■ **PROBLEM STATEMENT**: Return the entries below in their exact form, leaving the pictures out.

%%

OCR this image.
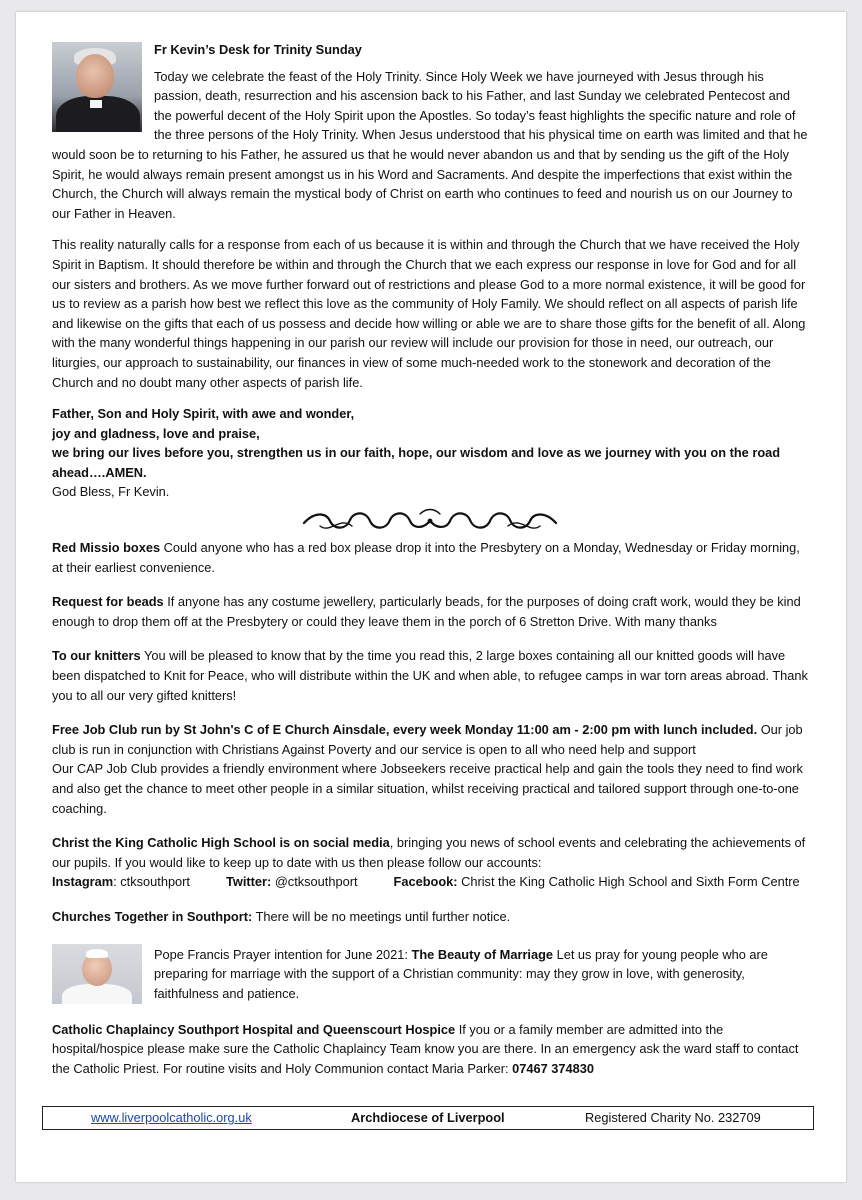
Fr Kevin’s Desk for Trinity Sunday

Today we celebrate the feast of the Holy Trinity. Since Holy Week we have journeyed with Jesus through his passion, death, resurrection and his ascension back to his Father, and last Sunday we celebrated Pentecost and the powerful decent of the Holy Spirit upon the Apostles. So today’s feast highlights the specific nature and role of the three persons of the Holy Trinity. When Jesus understood that his physical time on earth was limited and that he would soon be to returning to his Father, he assured us that he would never abandon us and that by sending us the gift of the Holy Spirit, he would always remain present amongst us in his Word and Sacraments. And despite the imperfections that exist within the Church, the Church will always remain the mystical body of Christ on earth who continues to feed and nourish us on our Journey to our Father in Heaven.

This reality naturally calls for a response from each of us because it is within and through the Church that we have received the Holy Spirit in Baptism. It should therefore be within and through the Church that we each express our response in love for God and for all our sisters and brothers. As we move further forward out of restrictions and please God to a more normal existence, it will be good for us to review as a parish how best we reflect this love as the community of Holy Family. We should reflect on all aspects of parish life and likewise on the gifts that each of us possess and decide how willing or able we are to share those gifts for the benefit of all. Along with the many wonderful things happening in our parish our review will include our provision for those in need, our outreach, our liturgies, our approach to sustainability, our finances in view of some much-needed work to the stonework and decoration of the Church and no doubt many other aspects of parish life.

Father, Son and Holy Spirit, with awe and wonder,

joy and gladness, love and praise,

we bring our lives before you, strengthen us in our faith, hope, our wisdom and love as we journey with you on the road ahead….AMEN.

God Bless, Fr Kevin.

Red Missio boxes Could anyone who has a red box please drop it into the Presbytery on a Monday, Wednesday or Friday morning, at their earliest convenience.

Request for beads If anyone has any costume jewellery, particularly beads, for the purposes of doing craft work, would they be kind enough to drop them off at the Presbytery or could they leave them in the porch of 6 Stretton Drive. With many thanks

To our knitters You will be pleased to know that by the time you read this, 2 large boxes containing all our knitted goods will have been dispatched to Knit for Peace, who will distribute within the UK and when able, to refugee camps in war torn areas abroad. Thank you to all our very gifted knitters!

Free Job Club run by St John's C of E Church Ainsdale, every week Monday 11:00 am - 2:00 pm with lunch included. Our job club is run in conjunction with Christians Against Poverty and our service is open to all who need help and support

Our CAP Job Club provides a friendly environment where Jobseekers receive practical help and gain the tools they need to find work and also get the chance to meet other people in a similar situation, whilst receiving practical and tailored support through one-to-one coaching.

Christ the King Catholic High School is on social media, bringing you news of school events and celebrating the achievements of our pupils. If you would like to keep up to date with us then please follow our accounts:

Instagram: ctksouthport	Twitter: @ctksouthport	Facebook: Christ the King Catholic High School and Sixth Form Centre

Churches Together in Southport: There will be no meetings until further notice.

Pope Francis Prayer intention for June 2021: The Beauty of Marriage Let us pray for young people who are preparing for marriage with the support of a Christian community: may they grow in love, with generosity, faithfulness and patience.

Catholic Chaplaincy Southport Hospital and Queenscourt Hospice If you or a family member are admitted into the hospital/hospice please make sure the Catholic Chaplaincy Team know you are there. In an emergency ask the ward staff to contact the Catholic Priest. For routine visits and Holy Communion contact Maria Parker: 07467 374830

www.liverpoolcatholic.org.uk	Archdiocese of Liverpool	Registered Charity No. 232709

%%

■ **FINAL ANSWER**:
OCR this image.
Fr Kevin’s Desk for Trinity Sunday

Today we celebrate the feast of the Holy Trinity. Since Holy Week we have journeyed with Jesus through his passion, death, resurrection and his ascension back to his Father, and last Sunday we celebrated Pentecost and the powerful decent of the Holy Spirit upon the Apostles. So today’s feast highlights the specific nature and role of the three persons of the Holy Trinity. When Jesus understood that his physical time on earth was limited and that he would soon be to returning to his Father, he assured us that he would never abandon us and that by sending us the gift of the Holy Spirit, he would always remain present amongst us in his Word and Sacraments. And despite the imperfections that exist within the Church, the Church will always remain the mystical body of Christ on earth who continues to feed and nourish us on our Journey to our Father in Heaven.

This reality naturally calls for a response from each of us because it is within and through the Church that we have received the Holy Spirit in Baptism. It should therefore be within and through the Church that we each express our response in love for God and for all our sisters and brothers. As we move further forward out of restrictions and please God to a more normal existence, it will be good for us to review as a parish how best we reflect this love as the community of Holy Family. We should reflect on all aspects of parish life and likewise on the gifts that each of us possess and decide how willing or able we are to share those gifts for the benefit of all. Along with the many wonderful things happening in our parish our review will include our provision for those in need, our outreach, our liturgies, our approach to sustainability, our finances in view of some much-needed work to the stonework and decoration of the Church and no doubt many other aspects of parish life.

Father, Son and Holy Spirit, with awe and wonder,

joy and gladness, love and praise,

we bring our lives before you, strengthen us in our faith, hope, our wisdom and love as we journey with you on the road ahead….AMEN.

God Bless, Fr Kevin.

Red Missio boxes Could anyone who has a red box please drop it into the Presbytery on a Monday, Wednesday or Friday morning, at their earliest convenience.

Request for beads If anyone has any costume jewellery, particularly beads, for the purposes of doing craft work, would they be kind enough to drop them off at the Presbytery or could they leave them in the porch of 6 Stretton Drive. With many thanks

To our knitters You will be pleased to know that by the time you read this, 2 large boxes containing all our knitted goods will have been dispatched to Knit for Peace, who will distribute within the UK and when able, to refugee camps in war torn areas abroad. Thank you to all our very gifted knitters!

Free Job Club run by St John's C of E Church Ainsdale, every week Monday 11:00 am - 2:00 pm with lunch included. Our job club is run in conjunction with Christians Against Poverty and our service is open to all who need help and support

Our CAP Job Club provides a friendly environment where Jobseekers receive practical help and gain the tools they need to find work and also get the chance to meet other people in a similar situation, whilst receiving practical and tailored support through one-to-one coaching.

Christ the King Catholic High School is on social media, bringing you news of school events and celebrating the achievements of our pupils. If you would like to keep up to date with us then please follow our accounts:

Instagram: ctksouthport	Twitter: @ctksouthport	Facebook: Christ the King Catholic High School and Sixth Form Centre

Churches Together in Southport: There will be no meetings until further notice.

Pope Francis Prayer intention for June 2021: The Beauty of Marriage Let us pray for young people who are preparing for marriage with the support of a Christian community: may they grow in love, with generosity, faithfulness and patience.

Catholic Chaplaincy Southport Hospital and Queenscourt Hospice If you or a family member are admitted into the hospital/hospice please make sure the Catholic Chaplaincy Team know you are there. In an emergency ask the ward staff to contact the Catholic Priest. For routine visits and Holy Communion contact Maria Parker: 07467 374830

www.liverpoolcatholic.org.uk	Archdiocese of Liverpool	Registered Charity No. 232709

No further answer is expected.